• _The problem_
Using the records below, give the number of lines where the word "земли" appears, with no further output.
## Start Data provided
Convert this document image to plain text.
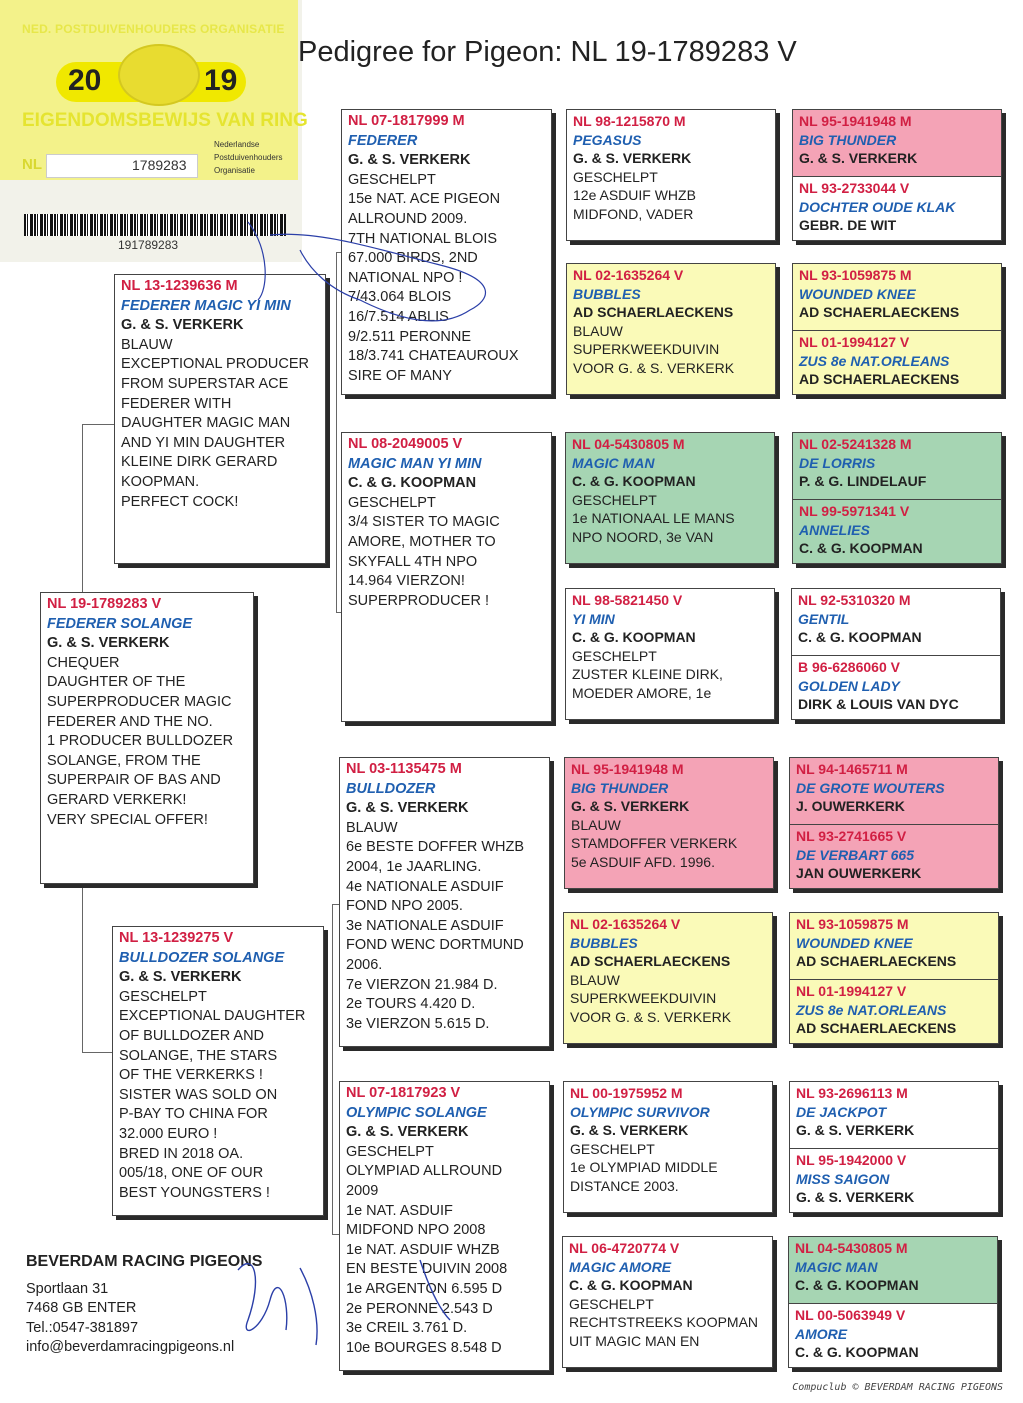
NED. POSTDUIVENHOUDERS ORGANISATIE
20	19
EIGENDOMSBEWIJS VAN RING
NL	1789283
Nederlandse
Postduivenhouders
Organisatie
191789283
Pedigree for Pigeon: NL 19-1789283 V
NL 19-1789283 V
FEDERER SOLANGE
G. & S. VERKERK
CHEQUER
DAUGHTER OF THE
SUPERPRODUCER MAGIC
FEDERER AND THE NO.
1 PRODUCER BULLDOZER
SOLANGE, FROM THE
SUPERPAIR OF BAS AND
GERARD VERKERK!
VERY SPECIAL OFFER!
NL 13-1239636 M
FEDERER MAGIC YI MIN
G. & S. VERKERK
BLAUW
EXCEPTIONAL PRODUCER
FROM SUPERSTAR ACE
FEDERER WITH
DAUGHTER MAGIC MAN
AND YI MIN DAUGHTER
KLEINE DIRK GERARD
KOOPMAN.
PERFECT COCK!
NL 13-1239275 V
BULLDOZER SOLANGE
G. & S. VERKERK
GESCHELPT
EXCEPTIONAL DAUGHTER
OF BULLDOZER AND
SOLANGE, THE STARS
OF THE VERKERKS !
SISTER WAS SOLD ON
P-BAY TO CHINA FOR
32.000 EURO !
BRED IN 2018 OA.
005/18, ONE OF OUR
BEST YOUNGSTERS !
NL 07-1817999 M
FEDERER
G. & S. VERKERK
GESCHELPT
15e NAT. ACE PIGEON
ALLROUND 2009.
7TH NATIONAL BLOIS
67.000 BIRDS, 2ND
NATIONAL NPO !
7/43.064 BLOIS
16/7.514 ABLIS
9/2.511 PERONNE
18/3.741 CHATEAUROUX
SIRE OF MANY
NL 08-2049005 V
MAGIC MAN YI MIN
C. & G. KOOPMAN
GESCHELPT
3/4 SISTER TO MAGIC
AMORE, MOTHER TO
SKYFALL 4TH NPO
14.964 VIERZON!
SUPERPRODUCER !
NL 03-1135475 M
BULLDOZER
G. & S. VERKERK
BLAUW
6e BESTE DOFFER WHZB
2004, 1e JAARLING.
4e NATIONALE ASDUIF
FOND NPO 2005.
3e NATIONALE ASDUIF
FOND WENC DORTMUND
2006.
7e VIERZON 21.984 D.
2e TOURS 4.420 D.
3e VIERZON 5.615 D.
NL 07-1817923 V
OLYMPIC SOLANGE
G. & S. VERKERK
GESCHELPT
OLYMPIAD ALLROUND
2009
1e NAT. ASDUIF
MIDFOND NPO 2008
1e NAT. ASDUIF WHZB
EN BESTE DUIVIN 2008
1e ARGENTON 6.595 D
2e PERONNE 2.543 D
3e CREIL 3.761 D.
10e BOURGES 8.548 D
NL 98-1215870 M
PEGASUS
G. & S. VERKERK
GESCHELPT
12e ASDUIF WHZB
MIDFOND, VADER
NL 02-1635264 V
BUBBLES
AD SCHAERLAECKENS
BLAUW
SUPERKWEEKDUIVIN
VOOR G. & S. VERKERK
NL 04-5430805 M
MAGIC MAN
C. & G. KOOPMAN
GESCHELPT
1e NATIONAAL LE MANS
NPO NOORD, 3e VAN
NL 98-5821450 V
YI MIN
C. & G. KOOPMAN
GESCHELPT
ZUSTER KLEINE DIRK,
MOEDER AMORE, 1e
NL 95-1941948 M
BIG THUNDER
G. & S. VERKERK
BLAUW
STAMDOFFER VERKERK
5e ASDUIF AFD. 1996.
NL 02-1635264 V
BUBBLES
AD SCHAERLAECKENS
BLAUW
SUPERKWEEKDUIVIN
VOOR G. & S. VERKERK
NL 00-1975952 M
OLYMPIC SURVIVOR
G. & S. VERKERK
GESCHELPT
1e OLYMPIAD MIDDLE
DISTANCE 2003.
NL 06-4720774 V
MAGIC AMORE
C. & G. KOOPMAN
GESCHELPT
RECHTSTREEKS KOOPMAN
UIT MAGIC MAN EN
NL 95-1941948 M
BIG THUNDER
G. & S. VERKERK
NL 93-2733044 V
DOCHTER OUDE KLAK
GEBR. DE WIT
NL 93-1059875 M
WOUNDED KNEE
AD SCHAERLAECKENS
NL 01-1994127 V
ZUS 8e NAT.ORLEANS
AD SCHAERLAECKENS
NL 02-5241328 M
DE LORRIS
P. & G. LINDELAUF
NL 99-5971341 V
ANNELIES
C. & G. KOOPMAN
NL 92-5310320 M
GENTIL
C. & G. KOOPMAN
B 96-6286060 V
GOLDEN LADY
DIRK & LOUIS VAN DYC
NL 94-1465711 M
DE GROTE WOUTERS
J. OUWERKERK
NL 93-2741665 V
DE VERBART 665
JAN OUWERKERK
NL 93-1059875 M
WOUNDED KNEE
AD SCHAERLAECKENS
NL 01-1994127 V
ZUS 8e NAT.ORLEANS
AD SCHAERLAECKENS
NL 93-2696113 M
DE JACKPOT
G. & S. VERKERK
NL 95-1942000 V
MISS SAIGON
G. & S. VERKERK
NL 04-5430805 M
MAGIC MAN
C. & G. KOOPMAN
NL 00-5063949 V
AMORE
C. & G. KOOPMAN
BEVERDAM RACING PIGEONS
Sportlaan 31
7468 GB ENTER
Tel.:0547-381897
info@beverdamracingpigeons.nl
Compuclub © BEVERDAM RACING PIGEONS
## End Data provided
## Start Data provided
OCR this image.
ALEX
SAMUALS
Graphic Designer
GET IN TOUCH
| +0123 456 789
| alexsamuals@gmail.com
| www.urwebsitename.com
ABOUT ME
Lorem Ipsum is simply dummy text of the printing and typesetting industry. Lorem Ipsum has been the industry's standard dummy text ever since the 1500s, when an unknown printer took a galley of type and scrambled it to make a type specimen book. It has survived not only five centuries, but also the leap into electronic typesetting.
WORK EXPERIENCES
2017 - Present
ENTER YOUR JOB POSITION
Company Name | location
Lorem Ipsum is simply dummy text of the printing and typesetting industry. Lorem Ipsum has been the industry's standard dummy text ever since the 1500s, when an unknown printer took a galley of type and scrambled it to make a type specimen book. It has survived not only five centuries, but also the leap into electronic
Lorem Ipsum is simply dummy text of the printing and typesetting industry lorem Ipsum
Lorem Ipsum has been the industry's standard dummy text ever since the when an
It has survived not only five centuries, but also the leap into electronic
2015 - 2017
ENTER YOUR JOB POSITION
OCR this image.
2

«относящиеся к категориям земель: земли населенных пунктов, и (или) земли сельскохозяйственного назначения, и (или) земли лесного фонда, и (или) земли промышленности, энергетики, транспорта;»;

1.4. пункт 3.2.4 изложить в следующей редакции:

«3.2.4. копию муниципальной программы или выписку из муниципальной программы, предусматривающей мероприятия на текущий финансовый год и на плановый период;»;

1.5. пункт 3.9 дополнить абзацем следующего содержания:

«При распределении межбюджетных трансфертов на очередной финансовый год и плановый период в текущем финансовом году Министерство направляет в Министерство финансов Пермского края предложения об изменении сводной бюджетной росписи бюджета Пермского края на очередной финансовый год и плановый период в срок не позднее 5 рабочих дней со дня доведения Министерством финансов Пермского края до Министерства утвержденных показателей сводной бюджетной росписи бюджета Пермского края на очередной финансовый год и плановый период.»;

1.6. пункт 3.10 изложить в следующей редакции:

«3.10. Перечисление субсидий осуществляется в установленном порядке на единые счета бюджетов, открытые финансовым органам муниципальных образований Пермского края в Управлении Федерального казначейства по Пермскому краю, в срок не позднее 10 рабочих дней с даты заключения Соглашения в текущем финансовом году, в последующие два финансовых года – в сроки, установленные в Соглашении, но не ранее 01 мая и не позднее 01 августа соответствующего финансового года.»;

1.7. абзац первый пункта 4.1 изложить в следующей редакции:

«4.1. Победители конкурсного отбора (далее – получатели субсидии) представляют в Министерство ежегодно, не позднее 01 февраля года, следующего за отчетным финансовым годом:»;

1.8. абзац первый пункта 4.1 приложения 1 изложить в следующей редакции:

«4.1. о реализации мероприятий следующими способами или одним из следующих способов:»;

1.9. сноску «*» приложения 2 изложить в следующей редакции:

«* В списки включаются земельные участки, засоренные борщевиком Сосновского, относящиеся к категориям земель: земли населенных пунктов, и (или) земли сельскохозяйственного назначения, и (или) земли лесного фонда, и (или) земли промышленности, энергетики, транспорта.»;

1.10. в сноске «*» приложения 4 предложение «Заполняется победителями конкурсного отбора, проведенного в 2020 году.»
## End Data provided
## Start Data provided
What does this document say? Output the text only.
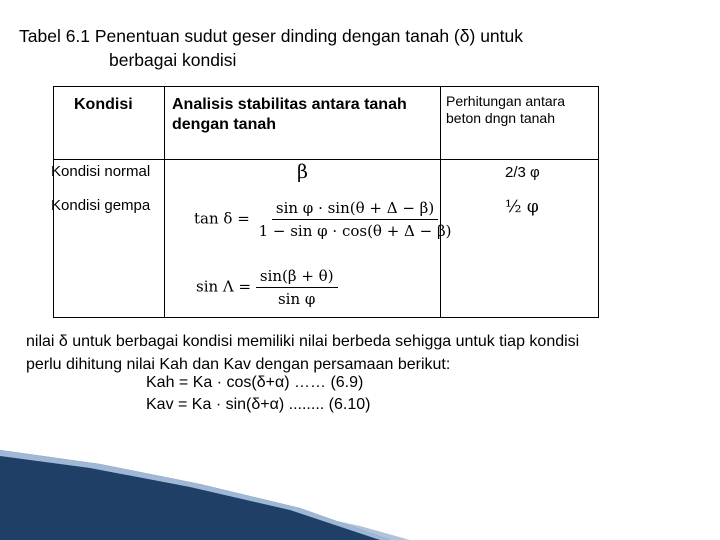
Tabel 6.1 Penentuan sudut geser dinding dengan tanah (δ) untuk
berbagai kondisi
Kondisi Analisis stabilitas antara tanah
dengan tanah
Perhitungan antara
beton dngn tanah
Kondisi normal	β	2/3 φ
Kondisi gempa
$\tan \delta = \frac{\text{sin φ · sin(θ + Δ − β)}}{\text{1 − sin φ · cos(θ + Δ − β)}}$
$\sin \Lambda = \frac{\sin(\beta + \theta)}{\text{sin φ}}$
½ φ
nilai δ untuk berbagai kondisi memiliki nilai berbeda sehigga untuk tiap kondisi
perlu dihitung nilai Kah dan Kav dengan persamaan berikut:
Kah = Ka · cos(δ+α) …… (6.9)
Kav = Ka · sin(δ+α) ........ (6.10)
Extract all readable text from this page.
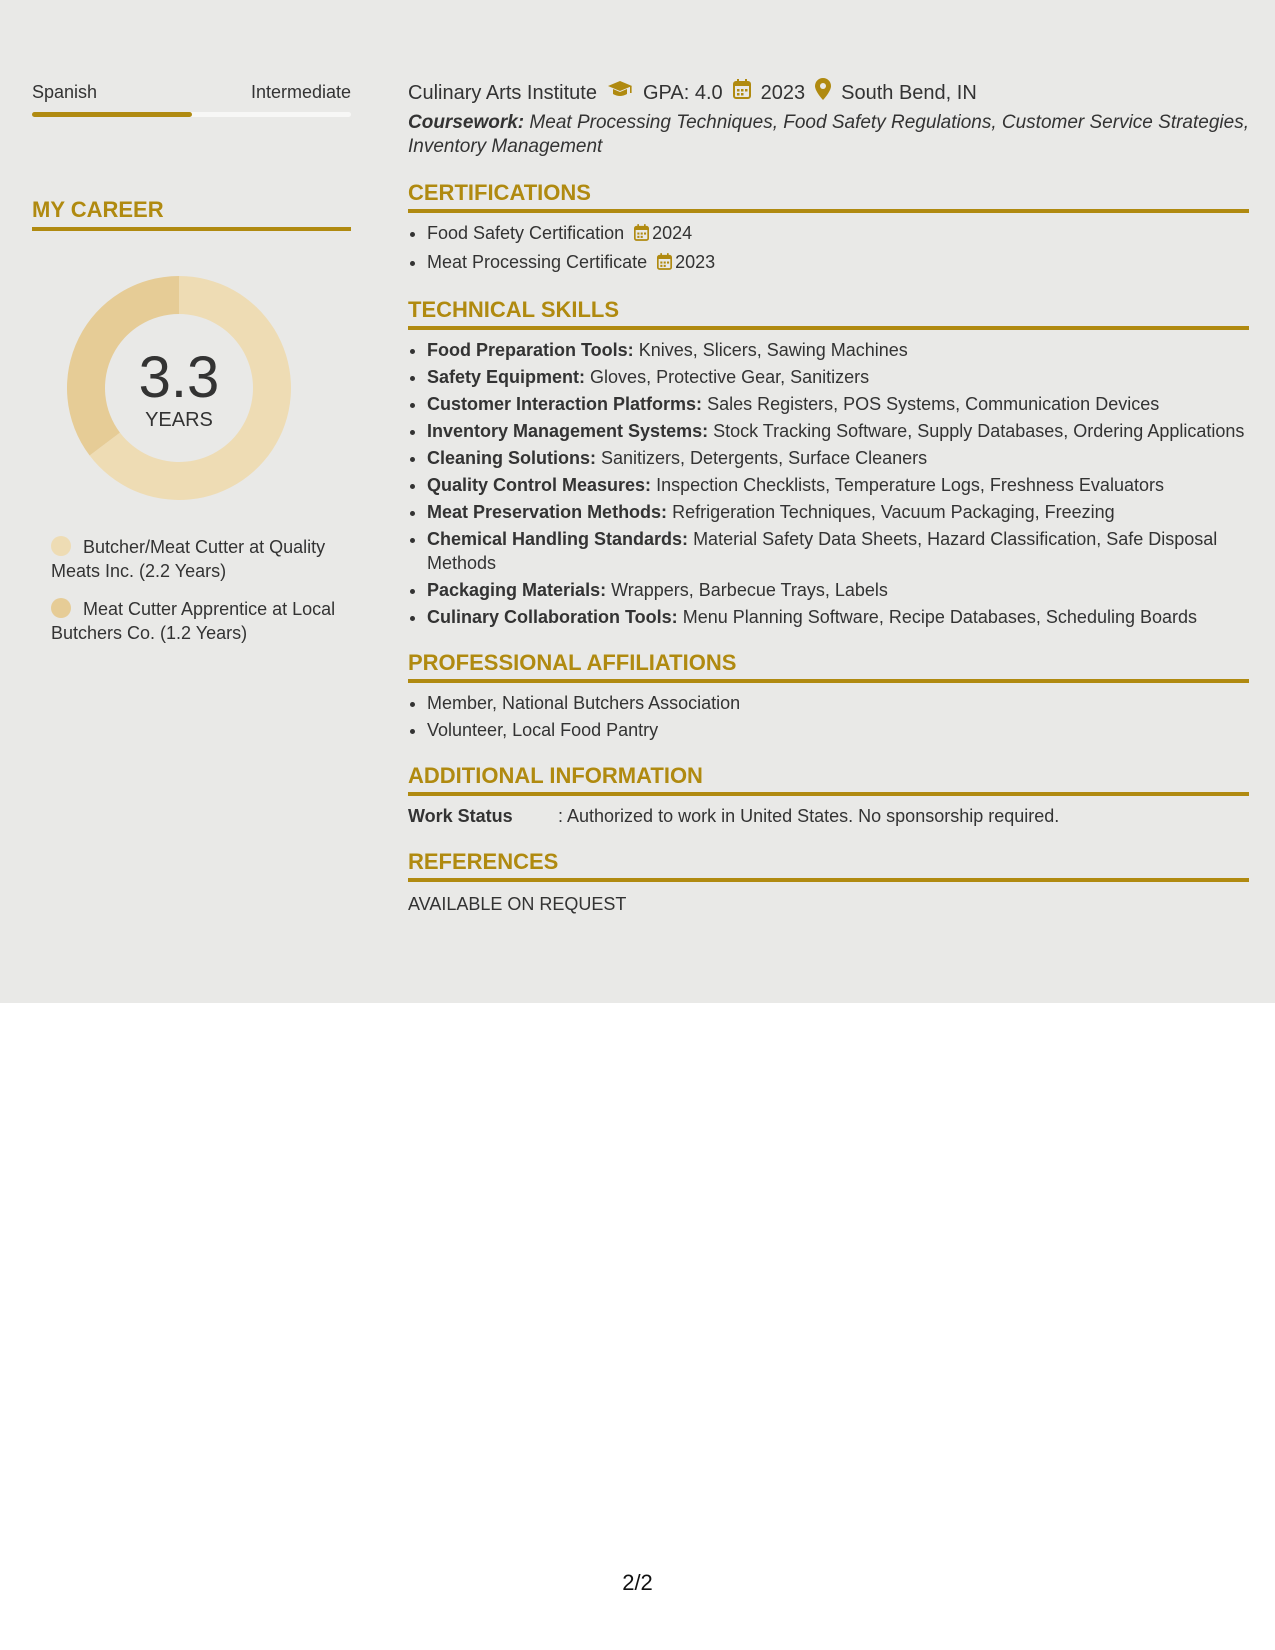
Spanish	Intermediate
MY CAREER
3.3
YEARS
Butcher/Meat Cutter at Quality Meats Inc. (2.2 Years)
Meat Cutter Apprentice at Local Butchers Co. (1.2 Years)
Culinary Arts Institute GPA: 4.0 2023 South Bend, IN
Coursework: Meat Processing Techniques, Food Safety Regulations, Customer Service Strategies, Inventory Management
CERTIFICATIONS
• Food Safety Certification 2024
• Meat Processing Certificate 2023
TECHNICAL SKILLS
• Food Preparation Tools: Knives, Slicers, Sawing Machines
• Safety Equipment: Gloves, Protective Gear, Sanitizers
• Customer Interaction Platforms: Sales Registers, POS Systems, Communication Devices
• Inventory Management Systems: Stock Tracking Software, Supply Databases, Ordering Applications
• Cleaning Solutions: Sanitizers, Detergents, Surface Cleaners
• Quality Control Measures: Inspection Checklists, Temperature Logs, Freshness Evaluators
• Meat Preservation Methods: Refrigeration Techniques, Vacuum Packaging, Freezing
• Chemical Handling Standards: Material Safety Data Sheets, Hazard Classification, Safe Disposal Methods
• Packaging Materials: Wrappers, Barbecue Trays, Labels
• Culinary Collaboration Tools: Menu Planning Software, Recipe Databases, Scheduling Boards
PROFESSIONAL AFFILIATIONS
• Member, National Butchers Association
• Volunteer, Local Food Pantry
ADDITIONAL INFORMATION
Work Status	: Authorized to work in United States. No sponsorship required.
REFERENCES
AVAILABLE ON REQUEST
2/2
## End Data provided
• _Solution_
2